__Aim of the task__:
Pull each line holding "caption" out of the entries below.

__Material to process__:
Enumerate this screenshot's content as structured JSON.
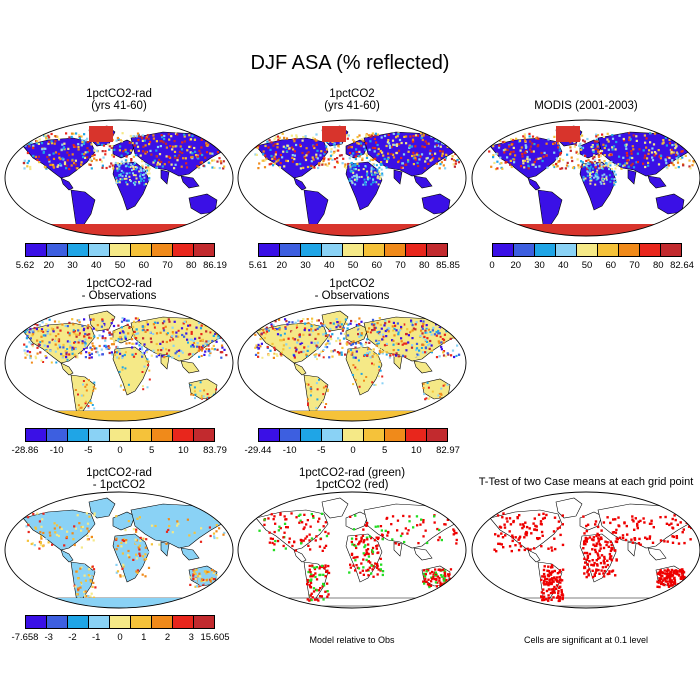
{
  "title": "DJF ASA (% reflected)",
  "panels": [
    {
      "title1": "1pctCO2-rad",
      "title2": "(yrs 41-60)",
      "type": "abs",
      "labels": [
        "5.62",
        "20",
        "30",
        "40",
        "50",
        "60",
        "70",
        "80",
        "86.19"
      ]
    },
    {
      "title1": "1pctCO2",
      "title2": "(yrs 41-60)",
      "type": "abs",
      "labels": [
        "5.61",
        "20",
        "30",
        "40",
        "50",
        "60",
        "70",
        "80",
        "85.85"
      ]
    },
    {
      "title1": "MODIS (2001-2003)",
      "title2": "",
      "type": "abs",
      "labels": [
        "0",
        "20",
        "30",
        "40",
        "50",
        "60",
        "70",
        "80",
        "82.64"
      ]
    },
    {
      "title1": "1pctCO2-rad",
      "title2": "- Observations",
      "type": "diff",
      "labels": [
        "-28.86",
        "-10",
        "-5",
        "0",
        "5",
        "10",
        "83.79"
      ]
    },
    {
      "title1": "1pctCO2",
      "title2": "- Observations",
      "type": "diff",
      "labels": [
        "-29.44",
        "-10",
        "-5",
        "0",
        "5",
        "10",
        "82.97"
      ]
    },
    {
      "title1": "1pctCO2-rad",
      "title2": "- 1pctCO2",
      "type": "diff2",
      "labels": [
        "-7.658",
        "-3",
        "-2",
        "-1",
        "0",
        "1",
        "2",
        "3",
        "15.605"
      ]
    },
    {
      "title1": "1pctCO2-rad (green)",
      "title2": "1pctCO2 (red)",
      "type": "compare",
      "note": "Model relative to Obs"
    },
    {
      "title1": "T-Test of two Case means at each grid point",
      "title2": "",
      "type": "ttest",
      "note": "Cells are significant at 0.1 level"
    }
  ],
  "palettes": {
    "abs": [
      "#3a10e6",
      "#3d5fe0",
      "#1fa5e6",
      "#8ad2f5",
      "#f5e987",
      "#f5c23a",
      "#f08a1a",
      "#e8261c",
      "#c22a2e"
    ],
    "diff": [
      "#3a10e6",
      "#3d5fe0",
      "#1fa5e6",
      "#8ad2f5",
      "#f5e987",
      "#f5c23a",
      "#f08a1a",
      "#e8261c",
      "#c22a2e"
    ],
    "diff2": [
      "#3a10e6",
      "#3d5fe0",
      "#1fa5e6",
      "#8ad2f5",
      "#f5e987",
      "#f5c23a",
      "#f08a1a",
      "#e8261c",
      "#c22a2e"
    ]
  }
}
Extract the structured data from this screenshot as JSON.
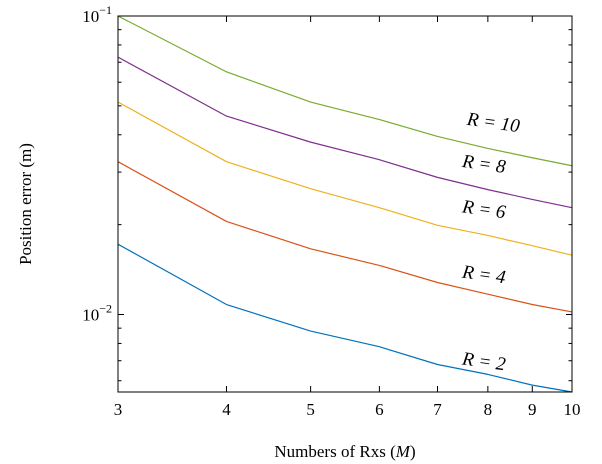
{
  "chart_data": {
    "type": "line",
    "xlabel_text": "Numbers of Rxs",
    "xlabel_symbol": "M",
    "ylabel": "Position error (m)",
    "x_scale": "log",
    "y_scale": "log",
    "xlim": [
      3,
      10
    ],
    "ylim": [
      0.0055,
      0.1
    ],
    "x_ticks": [
      3,
      4,
      5,
      6,
      7,
      8,
      9,
      10
    ],
    "y_ticks": [
      {
        "value": 0.1,
        "base": "10",
        "exp": "−1"
      },
      {
        "value": 0.01,
        "base": "10",
        "exp": "−2"
      }
    ],
    "x": [
      3,
      4,
      5,
      6,
      7,
      8,
      9,
      10
    ],
    "series": [
      {
        "name": "R = 2",
        "color": "#0072bd",
        "values": [
          0.0172,
          0.0108,
          0.0088,
          0.0078,
          0.0068,
          0.0063,
          0.0058,
          0.0055
        ]
      },
      {
        "name": "R = 4",
        "color": "#d95319",
        "values": [
          0.0325,
          0.0205,
          0.0166,
          0.0146,
          0.0128,
          0.0117,
          0.0108,
          0.0102
        ]
      },
      {
        "name": "R = 6",
        "color": "#edb120",
        "values": [
          0.0515,
          0.0325,
          0.0264,
          0.0228,
          0.0199,
          0.0184,
          0.017,
          0.0158
        ]
      },
      {
        "name": "R = 8",
        "color": "#7e2f8e",
        "values": [
          0.0728,
          0.0462,
          0.0378,
          0.033,
          0.0288,
          0.0262,
          0.0243,
          0.0228
        ]
      },
      {
        "name": "R = 10",
        "color": "#77ac30",
        "values": [
          0.1,
          0.065,
          0.0515,
          0.045,
          0.0395,
          0.036,
          0.0335,
          0.0315
        ]
      }
    ],
    "annotations": [
      {
        "text": "R = 2",
        "at_x": 7.9,
        "at_y": 0.00665
      },
      {
        "text": "R = 4",
        "at_x": 7.9,
        "at_y": 0.013
      },
      {
        "text": "R = 6",
        "at_x": 7.9,
        "at_y": 0.0215
      },
      {
        "text": "R = 8",
        "at_x": 7.9,
        "at_y": 0.0305
      },
      {
        "text": "R = 10",
        "at_x": 8.1,
        "at_y": 0.042
      }
    ],
    "grid": false,
    "legend": "none"
  }
}
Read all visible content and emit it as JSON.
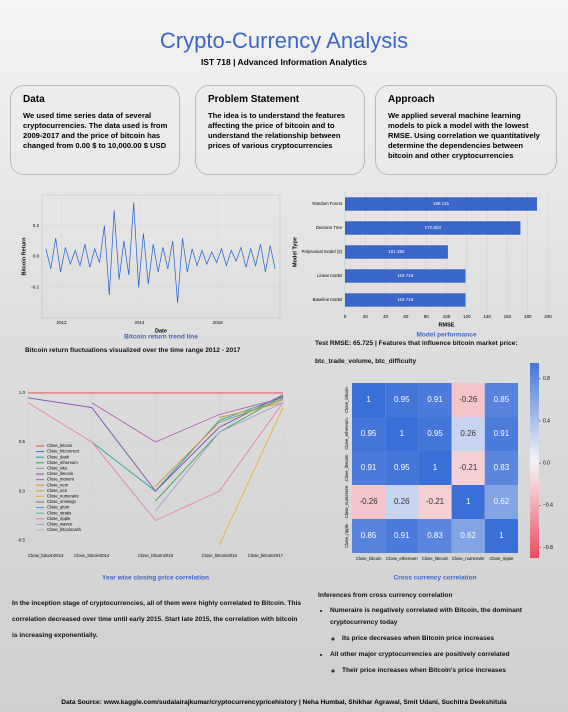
{
  "header": {
    "title": "Crypto-Currency Analysis",
    "subtitle": "IST 718 | Advanced Information Analytics"
  },
  "boxes": [
    {
      "heading": "Data",
      "text": "We used time series data of several cryptocurrencies. The data used is from 2009-2017 and the price of bitcoin has changed from 0.00 $ to 10,000.00 $ USD"
    },
    {
      "heading": "Problem Statement",
      "text": "The idea is to understand the features affecting the price of bitcoin and to understand the relationship between prices of various cryptocurrencies"
    },
    {
      "heading": "Approach",
      "text": "We applied several machine learning models to pick a model with the lowest RMSE. Using correlation we quantitatively determine the dependencies between bitcoin and other cryptocurrencies"
    }
  ],
  "chart_data": [
    {
      "type": "line",
      "caption": "Bitcoin return trend line",
      "xlabel": "Date",
      "ylabel": "Bitcoin Return",
      "color": "#1f5fd0",
      "x": [
        2011.6,
        2011.725,
        2011.85,
        2011.975,
        2012.1,
        2012.225,
        2012.35,
        2012.475,
        2012.6,
        2012.725,
        2012.85,
        2012.975,
        2013.1,
        2013.225,
        2013.35,
        2013.475,
        2013.6,
        2013.725,
        2013.85,
        2013.975,
        2014.1,
        2014.225,
        2014.35,
        2014.475,
        2014.6,
        2014.725,
        2014.85,
        2014.975,
        2015.1,
        2015.225,
        2015.35,
        2015.475,
        2015.6,
        2015.725,
        2015.85,
        2015.975,
        2016.1,
        2016.225,
        2016.35,
        2016.475,
        2016.6,
        2016.725,
        2016.85,
        2016.975,
        2017.1,
        2017.225,
        2017.35,
        2017.475
      ],
      "values": [
        0.05,
        -0.08,
        0.12,
        -0.1,
        0.06,
        -0.05,
        0.04,
        -0.06,
        0.08,
        -0.07,
        0.05,
        -0.04,
        0.2,
        -0.25,
        0.3,
        -0.15,
        0.1,
        -0.12,
        0.35,
        -0.2,
        0.15,
        -0.18,
        0.08,
        -0.1,
        0.06,
        -0.08,
        0.1,
        -0.3,
        0.12,
        -0.1,
        0.05,
        -0.06,
        0.04,
        -0.05,
        0.03,
        -0.04,
        0.05,
        -0.06,
        0.04,
        -0.03,
        0.06,
        -0.07,
        0.05,
        -0.06,
        0.08,
        -0.1,
        0.07,
        -0.08
      ],
      "xlim": [
        2011.5,
        2017.6
      ],
      "xticks": [
        2012,
        2014,
        2016
      ],
      "ylim": [
        -0.4,
        0.4
      ],
      "yticks": [
        -0.2,
        {
          "value": 0,
          "label": "0.0"
        },
        0.2
      ],
      "grid": true
    },
    {
      "type": "barh",
      "caption": "Model performance",
      "xlabel": "RMSE",
      "ylabel": "Model Type",
      "color": "#3a66c9",
      "categories": [
        "Random Forest",
        "Decision Tree",
        "Polynomial model (3)",
        "Linear model",
        "Baseline model"
      ],
      "values": [
        189.115,
        172.823,
        101.382,
        118.719,
        118.719
      ],
      "xlim": [
        0,
        200
      ],
      "xticks": [
        0,
        20,
        40,
        60,
        80,
        100,
        120,
        140,
        160,
        180,
        200
      ],
      "grid": true
    },
    {
      "type": "multiline",
      "caption": "Year wise closing price correlation",
      "legend": "center left",
      "categories": [
        "Close_bitcoin2013",
        "Close_bitcoin2014",
        "Close_bitcoin2015",
        "Close_bitcoin2016",
        "Close_bitcoin2017"
      ],
      "ylim": [
        -0.6,
        1.05
      ],
      "yticks": [
        -0.5,
        {
          "value": 0,
          "label": "0.0"
        },
        0.5,
        {
          "value": 1,
          "label": "1.0"
        }
      ],
      "grid": true,
      "series": [
        {
          "name": "Close_bitcoin",
          "color": "#e8423f",
          "values": [
            1,
            1,
            1,
            1,
            1
          ]
        },
        {
          "name": "Close_bitconnect",
          "color": "#3b6fd8",
          "values": [
            null,
            null,
            null,
            null,
            0.95
          ]
        },
        {
          "name": "Close_dash",
          "color": "#2aa198",
          "values": [
            null,
            0.5,
            0.0,
            0.72,
            0.96
          ]
        },
        {
          "name": "Close_ethereum",
          "color": "#3fa34d",
          "values": [
            null,
            null,
            -0.1,
            0.6,
            0.97
          ]
        },
        {
          "name": "Close_iota",
          "color": "#8c8c8c",
          "values": [
            null,
            null,
            null,
            null,
            0.9
          ]
        },
        {
          "name": "Close_litecoin",
          "color": "#7a4fb0",
          "values": [
            0.95,
            0.85,
            0.0,
            0.65,
            0.98
          ]
        },
        {
          "name": "Close_monero",
          "color": "#b05fb0",
          "values": [
            null,
            0.9,
            0.5,
            0.78,
            0.95
          ]
        },
        {
          "name": "Close_nem",
          "color": "#d98c3a",
          "values": [
            null,
            null,
            0.05,
            0.7,
            0.93
          ]
        },
        {
          "name": "Close_neo",
          "color": "#c9a227",
          "values": [
            null,
            null,
            null,
            0.75,
            0.9
          ]
        },
        {
          "name": "Close_numeraire",
          "color": "#f0b030",
          "values": [
            null,
            null,
            null,
            -0.55,
            0.85
          ]
        },
        {
          "name": "Close_omisego",
          "color": "#6b6b6b",
          "values": [
            null,
            null,
            null,
            null,
            0.88
          ]
        },
        {
          "name": "Close_qtum",
          "color": "#4a8fd0",
          "values": [
            null,
            null,
            null,
            null,
            0.92
          ]
        },
        {
          "name": "Close_stratis",
          "color": "#5bb8a0",
          "values": [
            null,
            null,
            null,
            0.7,
            0.94
          ]
        },
        {
          "name": "Close_ripple",
          "color": "#e880b0",
          "values": [
            0.9,
            0.5,
            -0.3,
            0.0,
            0.9
          ]
        },
        {
          "name": "Close_waves",
          "color": "#a0a0d8",
          "values": [
            null,
            null,
            -0.2,
            0.6,
            0.9
          ]
        },
        {
          "name": "Close_bitcoincash",
          "color": "#b0b0b0",
          "values": [
            null,
            null,
            null,
            null,
            0.8
          ]
        }
      ]
    },
    {
      "type": "heatmap",
      "caption": "Cross currency correlation",
      "labels": [
        "Close_bitcoin",
        "Close_ethereum",
        "Close_litecoin",
        "Close_numeraire",
        "Close_ripple"
      ],
      "values": [
        [
          1,
          0.95,
          0.91,
          -0.26,
          0.85
        ],
        [
          0.95,
          1,
          0.95,
          0.26,
          0.91
        ],
        [
          0.91,
          0.95,
          1,
          -0.21,
          0.83
        ],
        [
          -0.26,
          0.26,
          -0.21,
          1,
          0.62
        ],
        [
          0.85,
          0.91,
          0.83,
          0.62,
          1
        ]
      ],
      "zlim": [
        -0.9,
        0.95
      ],
      "zticks": [
        0.8,
        0.4,
        {
          "value": 0,
          "label": "0.0"
        },
        {
          "value": -0.4,
          "label": "−0.4"
        },
        {
          "value": -0.8,
          "label": "−0.8"
        }
      ]
    }
  ],
  "notes": {
    "return_note": "Bitcoin return fluctuations visualized over the time range 2012 - 2017",
    "rmse_note": "Test RMSE: 65.725 | Features that influence bitcoin market price:",
    "features": "btc_trade_volume, btc_difficulty",
    "trend_note": "In the inception stage of cryptocurrencies,  all of them were highly correlated to Bitcoin. This correlation decreased over time until early 2015. Start late 2015, the correlation with bitcoin is increasing exponentially."
  },
  "inferences": {
    "heading": "Inferences from cross currency correlation",
    "items": [
      "Numeraire is negatively correlated with Bitcoin, the dominant cryptocurrency today",
      "Its price decreases when Bitcoin price increases",
      "All other major cryptocurrencies are positively correlated",
      "Their price increases when Bitcoin's price increases"
    ]
  },
  "footer": "Data Source: www.kaggle.com/sudalairajkumar/cryptocurrencypricehistory | Neha Humbal, Shikhar Agrawal, Smit Udani, Suchitra Deekshitula"
}
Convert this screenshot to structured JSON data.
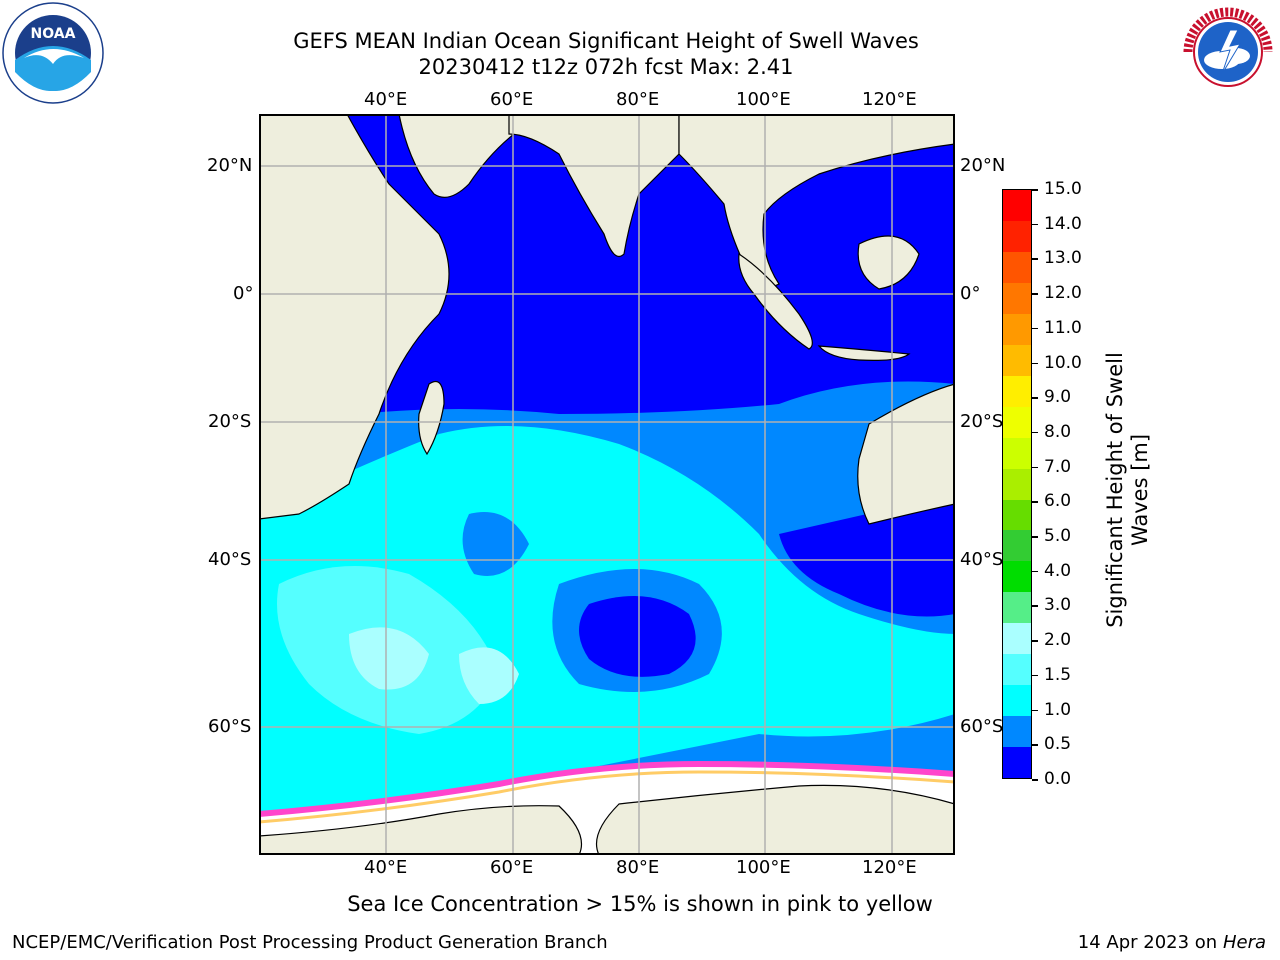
{
  "title_line1": "GEFS MEAN Indian Ocean Significant Height of Swell Waves",
  "title_line2": "20230412 t12z 072h fcst   Max: 2.41",
  "lon_labels": [
    "40°E",
    "60°E",
    "80°E",
    "100°E",
    "120°E"
  ],
  "lat_labels_left": [
    "20°N",
    "0°",
    "20°S",
    "40°S",
    "60°S"
  ],
  "lat_labels_right": [
    "20°N",
    "0°",
    "20°S",
    "40°S",
    "60°S"
  ],
  "colorbar": {
    "label_line1": "Significant Height of Swell",
    "label_line2": "Waves [m]",
    "ticks": [
      "15.0",
      "14.0",
      "13.0",
      "12.0",
      "11.0",
      "10.0",
      "9.0",
      "8.0",
      "7.0",
      "6.0",
      "5.0",
      "4.0",
      "3.0",
      "2.0",
      "1.5",
      "1.0",
      "0.5",
      "0.0"
    ],
    "colors_top_to_bottom": [
      "#ff0000",
      "#ff2200",
      "#ff5500",
      "#ff7700",
      "#ff9900",
      "#ffbb00",
      "#ffee00",
      "#eeff00",
      "#ccff00",
      "#aaee00",
      "#66dd00",
      "#33cc33",
      "#00dd00",
      "#55ee88",
      "#aaffff",
      "#55ffff",
      "#00ffff",
      "#0088ff",
      "#0000ff"
    ]
  },
  "ice_note": "Sea Ice Concentration > 15% is shown in pink to yellow",
  "footer_left": "NCEP/EMC/Verification Post Processing Product Generation Branch",
  "footer_date": "14 Apr 2023 on ",
  "footer_machine": "Hera",
  "logo_left_text": "NOAA",
  "logo_right_text": "NATIONAL WEATHER SERVICE"
}
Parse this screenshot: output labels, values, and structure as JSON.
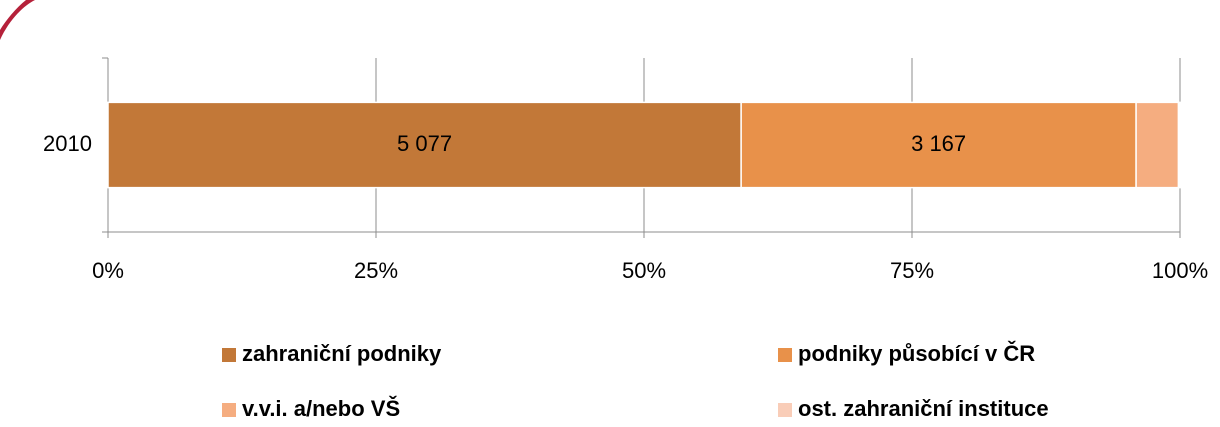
{
  "chart_data": {
    "type": "bar",
    "orientation": "horizontal",
    "stack": "percent",
    "categories": [
      "2010"
    ],
    "series": [
      {
        "name": "zahraniční podniky",
        "color": "#c27838",
        "values": [
          5077
        ],
        "value_labels": [
          "5 077"
        ]
      },
      {
        "name": "podniky působící v ČR",
        "color": "#e8914a",
        "values": [
          3167
        ],
        "value_labels": [
          "3 167"
        ]
      },
      {
        "name": "v.v.i. a/nebo VŠ",
        "color": "#f5ad80",
        "values": [
          340
        ]
      },
      {
        "name": "ost. zahraniční instituce",
        "color": "#f9cdb8",
        "values": [
          12
        ]
      }
    ],
    "xlim": [
      0,
      100
    ],
    "xticks": [
      {
        "value": 0,
        "label": "0%"
      },
      {
        "value": 25,
        "label": "25%"
      },
      {
        "value": 50,
        "label": "50%"
      },
      {
        "value": 75,
        "label": "75%"
      },
      {
        "value": 100,
        "label": "100%"
      }
    ],
    "grid": true,
    "legend": "bottom"
  }
}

__Solution for this task__:
      "caption": "Bitcoin return trend line",
      "caption": "Model performance",
      "caption": "Year wise closing price correlation",
      "caption": "Cross currency correlation",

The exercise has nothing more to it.